===== MATERIAL FOR THE TASK =====
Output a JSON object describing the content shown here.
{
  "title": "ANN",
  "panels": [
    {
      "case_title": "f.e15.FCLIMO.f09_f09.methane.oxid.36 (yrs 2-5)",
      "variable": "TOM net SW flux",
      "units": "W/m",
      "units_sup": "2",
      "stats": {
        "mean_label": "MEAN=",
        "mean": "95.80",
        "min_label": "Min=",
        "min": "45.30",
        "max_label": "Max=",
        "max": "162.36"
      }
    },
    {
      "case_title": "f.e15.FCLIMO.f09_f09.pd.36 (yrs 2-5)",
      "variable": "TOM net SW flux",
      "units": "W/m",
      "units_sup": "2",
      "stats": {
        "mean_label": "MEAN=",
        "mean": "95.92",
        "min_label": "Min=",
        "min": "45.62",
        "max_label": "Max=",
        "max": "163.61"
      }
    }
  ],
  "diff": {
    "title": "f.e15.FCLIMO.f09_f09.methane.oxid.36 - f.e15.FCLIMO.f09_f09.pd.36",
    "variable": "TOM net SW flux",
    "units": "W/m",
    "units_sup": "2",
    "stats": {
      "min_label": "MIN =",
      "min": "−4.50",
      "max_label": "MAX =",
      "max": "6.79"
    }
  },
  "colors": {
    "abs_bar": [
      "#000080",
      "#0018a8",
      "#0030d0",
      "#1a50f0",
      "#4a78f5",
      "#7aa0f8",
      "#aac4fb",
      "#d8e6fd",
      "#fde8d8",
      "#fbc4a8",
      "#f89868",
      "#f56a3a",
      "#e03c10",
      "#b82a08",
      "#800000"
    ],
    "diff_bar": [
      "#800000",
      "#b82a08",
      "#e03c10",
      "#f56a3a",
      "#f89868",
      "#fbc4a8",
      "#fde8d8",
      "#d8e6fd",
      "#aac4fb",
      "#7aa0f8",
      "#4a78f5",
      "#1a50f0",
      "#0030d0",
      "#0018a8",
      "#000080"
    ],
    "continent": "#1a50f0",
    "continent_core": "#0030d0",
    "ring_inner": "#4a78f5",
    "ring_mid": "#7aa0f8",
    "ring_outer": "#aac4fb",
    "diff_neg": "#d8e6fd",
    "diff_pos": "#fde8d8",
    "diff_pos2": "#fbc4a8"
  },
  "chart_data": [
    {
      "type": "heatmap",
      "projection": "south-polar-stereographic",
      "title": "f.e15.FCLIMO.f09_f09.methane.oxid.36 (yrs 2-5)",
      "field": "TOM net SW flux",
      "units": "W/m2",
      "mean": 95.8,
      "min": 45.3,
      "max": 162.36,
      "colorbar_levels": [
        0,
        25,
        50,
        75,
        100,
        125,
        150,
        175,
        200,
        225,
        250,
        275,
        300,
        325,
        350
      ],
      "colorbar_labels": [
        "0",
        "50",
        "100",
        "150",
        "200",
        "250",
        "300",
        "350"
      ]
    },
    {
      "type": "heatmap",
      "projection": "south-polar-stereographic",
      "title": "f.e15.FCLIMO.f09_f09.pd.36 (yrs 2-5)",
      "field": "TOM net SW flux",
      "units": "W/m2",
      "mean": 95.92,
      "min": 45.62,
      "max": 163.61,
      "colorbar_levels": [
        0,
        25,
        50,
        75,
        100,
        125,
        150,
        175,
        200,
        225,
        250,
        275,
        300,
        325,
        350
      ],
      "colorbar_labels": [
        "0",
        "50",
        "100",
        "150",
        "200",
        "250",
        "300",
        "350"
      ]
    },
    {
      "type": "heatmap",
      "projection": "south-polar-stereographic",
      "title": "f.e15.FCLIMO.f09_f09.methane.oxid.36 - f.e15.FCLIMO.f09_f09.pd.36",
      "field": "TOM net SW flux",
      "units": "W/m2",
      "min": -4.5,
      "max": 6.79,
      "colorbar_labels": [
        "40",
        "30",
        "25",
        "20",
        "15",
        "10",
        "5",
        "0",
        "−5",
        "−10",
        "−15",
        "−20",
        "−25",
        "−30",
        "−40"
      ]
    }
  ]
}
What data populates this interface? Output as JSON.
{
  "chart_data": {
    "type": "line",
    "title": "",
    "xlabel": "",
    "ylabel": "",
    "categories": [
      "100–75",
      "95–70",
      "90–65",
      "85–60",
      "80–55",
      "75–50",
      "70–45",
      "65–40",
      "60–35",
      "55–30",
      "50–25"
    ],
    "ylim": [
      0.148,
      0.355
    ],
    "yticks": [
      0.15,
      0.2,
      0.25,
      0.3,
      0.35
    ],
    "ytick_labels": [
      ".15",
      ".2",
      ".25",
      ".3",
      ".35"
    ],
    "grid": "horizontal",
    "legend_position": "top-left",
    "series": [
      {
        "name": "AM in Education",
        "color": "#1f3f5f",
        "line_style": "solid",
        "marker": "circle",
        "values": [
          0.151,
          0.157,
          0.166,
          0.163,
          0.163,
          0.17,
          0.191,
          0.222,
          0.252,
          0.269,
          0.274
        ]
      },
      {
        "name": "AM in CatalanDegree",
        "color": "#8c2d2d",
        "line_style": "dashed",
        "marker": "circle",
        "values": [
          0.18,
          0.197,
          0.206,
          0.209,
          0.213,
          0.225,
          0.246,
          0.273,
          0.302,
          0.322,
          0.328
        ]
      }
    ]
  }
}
=====
### TASK DIRECTIONS:
Output the records exactly, including every line.

### WRITTEN SOLUTION:
Output a JSON object describing the content shown here.
{
  "title": "ANN",
  "panels": [
    {
      "case_title": "f.e15.FCLIMO.f09_f09.methane.oxid.36 (yrs 2-5)",
      "variable": "TOM net SW flux",
      "units": "W/m",
      "units_sup": "2",
      "stats": {
        "mean_label": "MEAN=",
        "mean": "95.80",
        "min_label": "Min=",
        "min": "45.30",
        "max_label": "Max=",
        "max": "162.36"
      }
    },
    {
      "case_title": "f.e15.FCLIMO.f09_f09.pd.36 (yrs 2-5)",
      "variable": "TOM net SW flux",
      "units": "W/m",
      "units_sup": "2",
      "stats": {
        "mean_label": "MEAN=",
        "mean": "95.92",
        "min_label": "Min=",
        "min": "45.62",
        "max_label": "Max=",
        "max": "163.61"
      }
    }
  ],
  "diff": {
    "title": "f.e15.FCLIMO.f09_f09.methane.oxid.36 - f.e15.FCLIMO.f09_f09.pd.36",
    "variable": "TOM net SW flux",
    "units": "W/m",
    "units_sup": "2",
    "stats": {
      "min_label": "MIN =",
      "min": "−4.50",
      "max_label": "MAX =",
      "max": "6.79"
    }
  },
  "colors": {
    "abs_bar": [
      "#000080",
      "#0018a8",
      "#0030d0",
      "#1a50f0",
      "#4a78f5",
      "#7aa0f8",
      "#aac4fb",
      "#d8e6fd",
      "#fde8d8",
      "#fbc4a8",
      "#f89868",
      "#f56a3a",
      "#e03c10",
      "#b82a08",
      "#800000"
    ],
    "diff_bar": [
      "#800000",
      "#b82a08",
      "#e03c10",
      "#f56a3a",
      "#f89868",
      "#fbc4a8",
      "#fde8d8",
      "#d8e6fd",
      "#aac4fb",
      "#7aa0f8",
      "#4a78f5",
      "#1a50f0",
      "#0030d0",
      "#0018a8",
      "#000080"
    ],
    "continent": "#1a50f0",
    "continent_core": "#0030d0",
    "ring_inner": "#4a78f5",
    "ring_mid": "#7aa0f8",
    "ring_outer": "#aac4fb",
    "diff_neg": "#d8e6fd",
    "diff_pos": "#fde8d8",
    "diff_pos2": "#fbc4a8"
  },
  "chart_data": [
    {
      "type": "heatmap",
      "projection": "south-polar-stereographic",
      "title": "f.e15.FCLIMO.f09_f09.methane.oxid.36 (yrs 2-5)",
      "field": "TOM net SW flux",
      "units": "W/m2",
      "mean": 95.8,
      "min": 45.3,
      "max": 162.36,
      "colorbar_levels": [
        0,
        25,
        50,
        75,
        100,
        125,
        150,
        175,
        200,
        225,
        250,
        275,
        300,
        325,
        350
      ],
      "colorbar_labels": [
        "0",
        "50",
        "100",
        "150",
        "200",
        "250",
        "300",
        "350"
      ]
    },
    {
      "type": "heatmap",
      "projection": "south-polar-stereographic",
      "title": "f.e15.FCLIMO.f09_f09.pd.36 (yrs 2-5)",
      "field": "TOM net SW flux",
      "units": "W/m2",
      "mean": 95.92,
      "min": 45.62,
      "max": 163.61,
      "colorbar_levels": [
        0,
        25,
        50,
        75,
        100,
        125,
        150,
        175,
        200,
        225,
        250,
        275,
        300,
        325,
        350
      ],
      "colorbar_labels": [
        "0",
        "50",
        "100",
        "150",
        "200",
        "250",
        "300",
        "350"
      ]
    },
    {
      "type": "heatmap",
      "projection": "south-polar-stereographic",
      "title": "f.e15.FCLIMO.f09_f09.methane.oxid.36 - f.e15.FCLIMO.f09_f09.pd.36",
      "field": "TOM net SW flux",
      "units": "W/m2",
      "min": -4.5,
      "max": 6.79,
      "colorbar_labels": [
        "40",
        "30",
        "25",
        "20",
        "15",
        "10",
        "5",
        "0",
        "−5",
        "−10",
        "−15",
        "−20",
        "−25",
        "−30",
        "−40"
      ]
    }
  ]
}
What data populates this interface? Output as JSON.
{
  "chart_data": {
    "type": "line",
    "title": "",
    "xlabel": "",
    "ylabel": "",
    "categories": [
      "100–75",
      "95–70",
      "90–65",
      "85–60",
      "80–55",
      "75–50",
      "70–45",
      "65–40",
      "60–35",
      "55–30",
      "50–25"
    ],
    "ylim": [
      0.148,
      0.355
    ],
    "yticks": [
      0.15,
      0.2,
      0.25,
      0.3,
      0.35
    ],
    "ytick_labels": [
      ".15",
      ".2",
      ".25",
      ".3",
      ".35"
    ],
    "grid": "horizontal",
    "legend_position": "top-left",
    "series": [
      {
        "name": "AM in Education",
        "color": "#1f3f5f",
        "line_style": "solid",
        "marker": "circle",
        "values": [
          0.151,
          0.157,
          0.166,
          0.163,
          0.163,
          0.17,
          0.191,
          0.222,
          0.252,
          0.269,
          0.274
        ]
      },
      {
        "name": "AM in CatalanDegree",
        "color": "#8c2d2d",
        "line_style": "dashed",
        "marker": "circle",
        "values": [
          0.18,
          0.197,
          0.206,
          0.209,
          0.213,
          0.225,
          0.246,
          0.273,
          0.302,
          0.322,
          0.328
        ]
      }
    ]
  }
}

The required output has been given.